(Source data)

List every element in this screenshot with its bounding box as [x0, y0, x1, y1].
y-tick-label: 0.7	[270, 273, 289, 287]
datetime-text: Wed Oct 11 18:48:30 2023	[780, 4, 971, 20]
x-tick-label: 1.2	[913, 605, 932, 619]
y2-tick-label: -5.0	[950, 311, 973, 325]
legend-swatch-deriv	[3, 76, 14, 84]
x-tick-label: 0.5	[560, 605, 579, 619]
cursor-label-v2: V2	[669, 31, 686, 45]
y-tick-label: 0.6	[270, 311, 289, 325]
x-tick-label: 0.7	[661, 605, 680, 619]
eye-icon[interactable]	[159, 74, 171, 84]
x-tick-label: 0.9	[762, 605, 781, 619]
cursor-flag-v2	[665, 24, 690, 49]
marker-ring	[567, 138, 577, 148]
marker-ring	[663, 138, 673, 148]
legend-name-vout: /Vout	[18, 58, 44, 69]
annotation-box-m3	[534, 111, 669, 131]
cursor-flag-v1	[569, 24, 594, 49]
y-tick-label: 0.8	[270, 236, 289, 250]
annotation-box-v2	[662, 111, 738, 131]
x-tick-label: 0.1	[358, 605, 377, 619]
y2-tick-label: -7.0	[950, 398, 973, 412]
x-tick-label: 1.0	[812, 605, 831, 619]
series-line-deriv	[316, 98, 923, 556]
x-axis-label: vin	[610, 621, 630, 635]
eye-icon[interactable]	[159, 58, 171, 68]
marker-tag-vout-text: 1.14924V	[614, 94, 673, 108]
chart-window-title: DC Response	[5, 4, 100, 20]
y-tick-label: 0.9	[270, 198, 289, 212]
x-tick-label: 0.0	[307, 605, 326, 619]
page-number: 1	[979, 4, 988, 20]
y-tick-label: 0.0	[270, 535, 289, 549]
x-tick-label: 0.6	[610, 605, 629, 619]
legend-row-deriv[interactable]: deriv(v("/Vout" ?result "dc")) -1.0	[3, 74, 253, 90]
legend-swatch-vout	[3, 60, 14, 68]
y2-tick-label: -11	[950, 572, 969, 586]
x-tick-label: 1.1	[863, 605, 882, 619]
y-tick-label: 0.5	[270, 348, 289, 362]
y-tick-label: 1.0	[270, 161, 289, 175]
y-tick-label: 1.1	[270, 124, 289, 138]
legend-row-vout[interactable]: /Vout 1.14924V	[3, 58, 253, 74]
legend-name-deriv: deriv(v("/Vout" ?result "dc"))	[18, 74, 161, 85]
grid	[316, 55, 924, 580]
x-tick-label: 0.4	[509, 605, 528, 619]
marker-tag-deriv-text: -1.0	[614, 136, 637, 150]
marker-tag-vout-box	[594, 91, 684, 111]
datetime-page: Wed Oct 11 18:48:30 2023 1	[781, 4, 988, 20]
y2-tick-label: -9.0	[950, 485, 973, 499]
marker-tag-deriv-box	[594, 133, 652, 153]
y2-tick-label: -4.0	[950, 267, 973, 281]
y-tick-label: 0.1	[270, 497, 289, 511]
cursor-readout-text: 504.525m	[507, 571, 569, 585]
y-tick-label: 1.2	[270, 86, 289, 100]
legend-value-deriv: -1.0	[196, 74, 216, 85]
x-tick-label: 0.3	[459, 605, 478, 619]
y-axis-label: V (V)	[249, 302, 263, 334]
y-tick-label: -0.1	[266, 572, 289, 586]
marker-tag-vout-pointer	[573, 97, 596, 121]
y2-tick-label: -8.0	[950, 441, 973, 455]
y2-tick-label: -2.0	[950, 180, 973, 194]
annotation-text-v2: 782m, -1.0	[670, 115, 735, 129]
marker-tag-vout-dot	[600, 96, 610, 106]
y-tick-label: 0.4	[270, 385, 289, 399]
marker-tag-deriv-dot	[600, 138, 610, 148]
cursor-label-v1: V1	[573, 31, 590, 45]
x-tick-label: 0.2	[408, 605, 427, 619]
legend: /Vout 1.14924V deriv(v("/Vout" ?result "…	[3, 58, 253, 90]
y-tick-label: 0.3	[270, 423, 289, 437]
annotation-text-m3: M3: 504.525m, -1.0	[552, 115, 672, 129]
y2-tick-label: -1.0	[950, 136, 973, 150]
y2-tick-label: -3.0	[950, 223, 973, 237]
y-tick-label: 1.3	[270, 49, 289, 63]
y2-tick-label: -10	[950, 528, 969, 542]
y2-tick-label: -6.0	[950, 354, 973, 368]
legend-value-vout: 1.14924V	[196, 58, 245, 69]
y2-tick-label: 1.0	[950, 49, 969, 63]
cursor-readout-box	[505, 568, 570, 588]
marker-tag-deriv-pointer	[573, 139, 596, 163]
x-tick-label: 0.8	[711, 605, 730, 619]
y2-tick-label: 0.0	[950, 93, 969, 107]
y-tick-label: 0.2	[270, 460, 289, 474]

> [Work instructions]:
Count the lines in the material above that contain the string "page", treating case as significant. Reply with the number alone.

> [Task result]:
2